▶ _Task objective_: All lines featuring the string "управлять" are to be listed.

▶ _Record excerpts_:

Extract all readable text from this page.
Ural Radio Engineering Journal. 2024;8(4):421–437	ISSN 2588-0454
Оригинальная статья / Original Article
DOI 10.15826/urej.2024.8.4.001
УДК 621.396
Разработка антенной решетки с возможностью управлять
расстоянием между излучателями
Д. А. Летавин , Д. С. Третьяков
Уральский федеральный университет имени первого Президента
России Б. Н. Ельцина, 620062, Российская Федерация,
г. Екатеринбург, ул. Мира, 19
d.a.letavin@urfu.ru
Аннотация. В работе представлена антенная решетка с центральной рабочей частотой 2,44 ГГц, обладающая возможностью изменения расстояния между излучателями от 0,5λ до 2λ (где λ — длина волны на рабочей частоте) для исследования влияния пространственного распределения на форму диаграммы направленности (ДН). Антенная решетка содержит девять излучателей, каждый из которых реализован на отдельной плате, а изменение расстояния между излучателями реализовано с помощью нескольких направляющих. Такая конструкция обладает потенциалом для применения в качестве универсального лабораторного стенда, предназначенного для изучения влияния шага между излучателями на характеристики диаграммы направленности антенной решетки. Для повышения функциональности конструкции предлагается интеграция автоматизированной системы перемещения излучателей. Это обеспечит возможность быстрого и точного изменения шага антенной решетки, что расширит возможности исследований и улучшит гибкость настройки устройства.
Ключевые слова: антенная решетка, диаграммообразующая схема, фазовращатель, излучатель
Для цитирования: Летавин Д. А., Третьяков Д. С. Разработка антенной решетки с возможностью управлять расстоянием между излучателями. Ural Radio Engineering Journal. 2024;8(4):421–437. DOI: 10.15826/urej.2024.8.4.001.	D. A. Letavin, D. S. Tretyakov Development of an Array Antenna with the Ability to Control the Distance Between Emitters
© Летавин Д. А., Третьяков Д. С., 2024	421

▶ _Completed exercise_:
Разработка антенной решетки с возможностью управлять
Для цитирования: Летавин Д. А., Третьяков Д. С. Разработка антенной решетки с возможностью управлять расстоянием между излучателями. Ural Radio Engineering Journal. 2024;8(4):421–437. DOI: 10.15826/urej.2024.8.4.001.	D. A. Letavin, D. S. Tretyakov Development of an Array Antenna with the Ability to Control the Distance Between Emitters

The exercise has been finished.